From the entries below, please gather each line containing the string "desc".

═══ Extracted material

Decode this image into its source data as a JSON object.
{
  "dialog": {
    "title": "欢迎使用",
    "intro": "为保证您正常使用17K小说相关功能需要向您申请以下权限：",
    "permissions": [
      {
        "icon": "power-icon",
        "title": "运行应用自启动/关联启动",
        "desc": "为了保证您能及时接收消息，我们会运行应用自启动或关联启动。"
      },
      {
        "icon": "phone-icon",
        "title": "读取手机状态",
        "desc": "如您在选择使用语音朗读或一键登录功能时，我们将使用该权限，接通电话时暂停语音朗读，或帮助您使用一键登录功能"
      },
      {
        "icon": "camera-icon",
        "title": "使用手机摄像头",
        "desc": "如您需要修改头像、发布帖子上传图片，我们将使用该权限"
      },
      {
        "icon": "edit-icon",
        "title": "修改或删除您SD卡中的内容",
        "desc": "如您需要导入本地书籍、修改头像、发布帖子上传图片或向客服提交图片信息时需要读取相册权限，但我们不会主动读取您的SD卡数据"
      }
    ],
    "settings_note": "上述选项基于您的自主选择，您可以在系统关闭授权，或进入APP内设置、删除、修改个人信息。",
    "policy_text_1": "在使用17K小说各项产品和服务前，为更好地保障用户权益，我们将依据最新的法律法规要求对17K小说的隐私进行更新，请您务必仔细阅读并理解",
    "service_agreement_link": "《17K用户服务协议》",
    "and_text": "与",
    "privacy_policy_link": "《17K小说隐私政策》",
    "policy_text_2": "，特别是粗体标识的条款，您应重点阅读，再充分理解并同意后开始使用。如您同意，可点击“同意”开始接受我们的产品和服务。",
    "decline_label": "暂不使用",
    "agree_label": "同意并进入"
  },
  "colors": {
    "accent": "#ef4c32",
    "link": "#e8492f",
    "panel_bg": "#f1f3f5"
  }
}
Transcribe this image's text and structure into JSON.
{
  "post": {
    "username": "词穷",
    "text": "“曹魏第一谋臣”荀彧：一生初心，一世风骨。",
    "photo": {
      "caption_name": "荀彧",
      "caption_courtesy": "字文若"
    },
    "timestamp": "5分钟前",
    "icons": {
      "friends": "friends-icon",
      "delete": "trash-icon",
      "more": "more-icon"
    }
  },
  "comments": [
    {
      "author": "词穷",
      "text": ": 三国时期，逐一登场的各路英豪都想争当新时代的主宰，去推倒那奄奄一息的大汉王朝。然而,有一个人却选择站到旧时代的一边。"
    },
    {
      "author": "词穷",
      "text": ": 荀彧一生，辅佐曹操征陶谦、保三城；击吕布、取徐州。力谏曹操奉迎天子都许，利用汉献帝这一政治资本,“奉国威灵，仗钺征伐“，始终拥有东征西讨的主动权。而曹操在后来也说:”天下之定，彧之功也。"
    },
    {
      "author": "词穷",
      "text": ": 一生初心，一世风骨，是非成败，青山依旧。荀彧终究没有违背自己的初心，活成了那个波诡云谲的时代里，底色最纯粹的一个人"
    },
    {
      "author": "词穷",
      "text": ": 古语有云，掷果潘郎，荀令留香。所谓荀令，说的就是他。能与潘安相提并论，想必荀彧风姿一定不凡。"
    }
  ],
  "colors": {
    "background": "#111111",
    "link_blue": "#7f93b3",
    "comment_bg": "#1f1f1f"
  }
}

══════

### Exercise result
        "desc": "为了保证您能及时接收消息，我们会运行应用自启动或关联启动。"
        "desc": "如您在选择使用语音朗读或一键登录功能时，我们将使用该权限，接通电话时暂停语音朗读，或帮助您使用一键登录功能"
        "desc": "如您需要修改头像、发布帖子上传图片，我们将使用该权限"
        "desc": "如您需要导入本地书籍、修改头像、发布帖子上传图片或向客服提交图片信息时需要读取相册权限，但我们不会主动读取您的SD卡数据"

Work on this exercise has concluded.